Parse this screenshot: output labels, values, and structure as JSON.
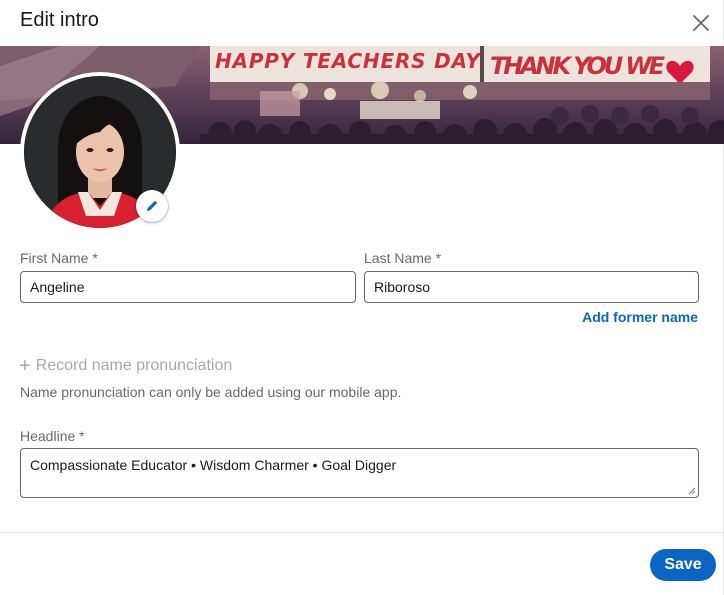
{
  "modal": {
    "title": "Edit intro",
    "close_icon": "close-icon"
  },
  "banner": {
    "text_left": "HAPPY TEACHERS DAY",
    "text_right": "THANK YOU WE",
    "heart_color": "#d81b3c"
  },
  "photo": {
    "edit_icon": "pencil-icon",
    "accent": "#0a66c2"
  },
  "form": {
    "first_name_label": "First Name *",
    "first_name_value": "Angeline",
    "last_name_label": "Last Name *",
    "last_name_value": "Riboroso",
    "add_former_name": "Add former name",
    "record_pronunciation": "Record name pronunciation",
    "pronunciation_helper": "Name pronunciation can only be added using our mobile app.",
    "headline_label": "Headline *",
    "headline_value": "Compassionate Educator • Wisdom Charmer • Goal Digger"
  },
  "footer": {
    "save_label": "Save",
    "save_color": "#0a66c2"
  }
}
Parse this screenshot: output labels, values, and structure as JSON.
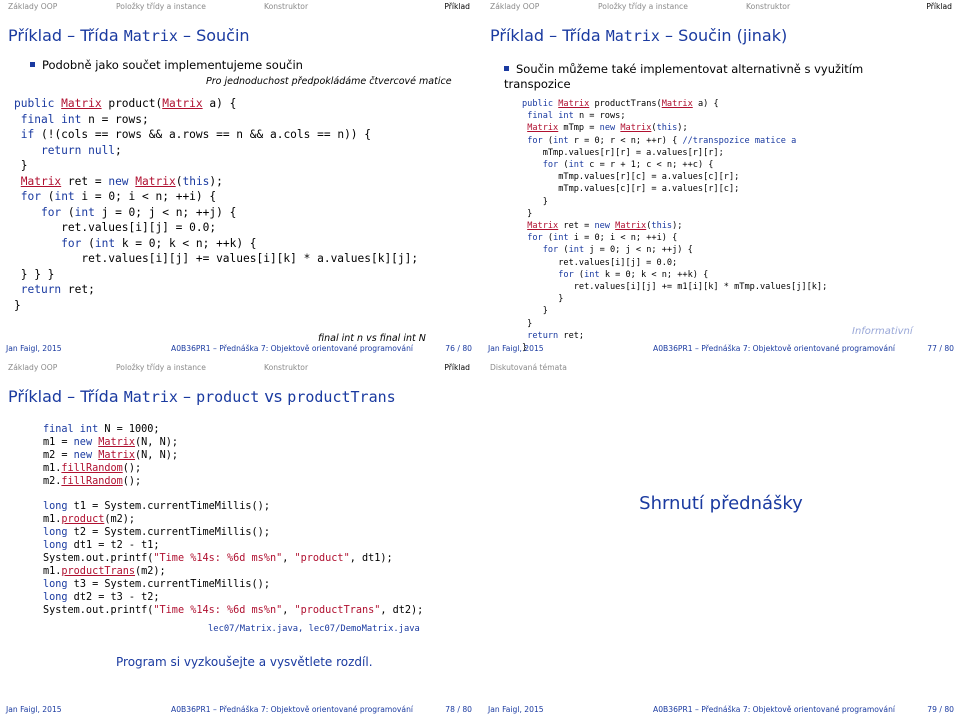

Stated problem: Copy the entries above faithfully and omit every image.

Result of this exercise:
Parse this screenshot: output labels, values, and structure as JSON.
{
  "modal": {
    "title": "Edit intro",
    "close_icon": "close-icon"
  },
  "banner": {
    "text_left": "HAPPY TEACHERS DAY",
    "text_right": "THANK YOU WE",
    "heart_color": "#d81b3c"
  },
  "photo": {
    "edit_icon": "pencil-icon",
    "accent": "#0a66c2"
  },
  "form": {
    "first_name_label": "First Name *",
    "first_name_value": "Angeline",
    "last_name_label": "Last Name *",
    "last_name_value": "Riboroso",
    "add_former_name": "Add former name",
    "record_pronunciation": "Record name pronunciation",
    "pronunciation_helper": "Name pronunciation can only be added using our mobile app.",
    "headline_label": "Headline *",
    "headline_value": "Compassionate Educator • Wisdom Charmer • Goal Digger"
  },
  "footer": {
    "save_label": "Save",
    "save_color": "#0a66c2"
  }
}
Parse this screenshot: output labels, values, and structure as JSON.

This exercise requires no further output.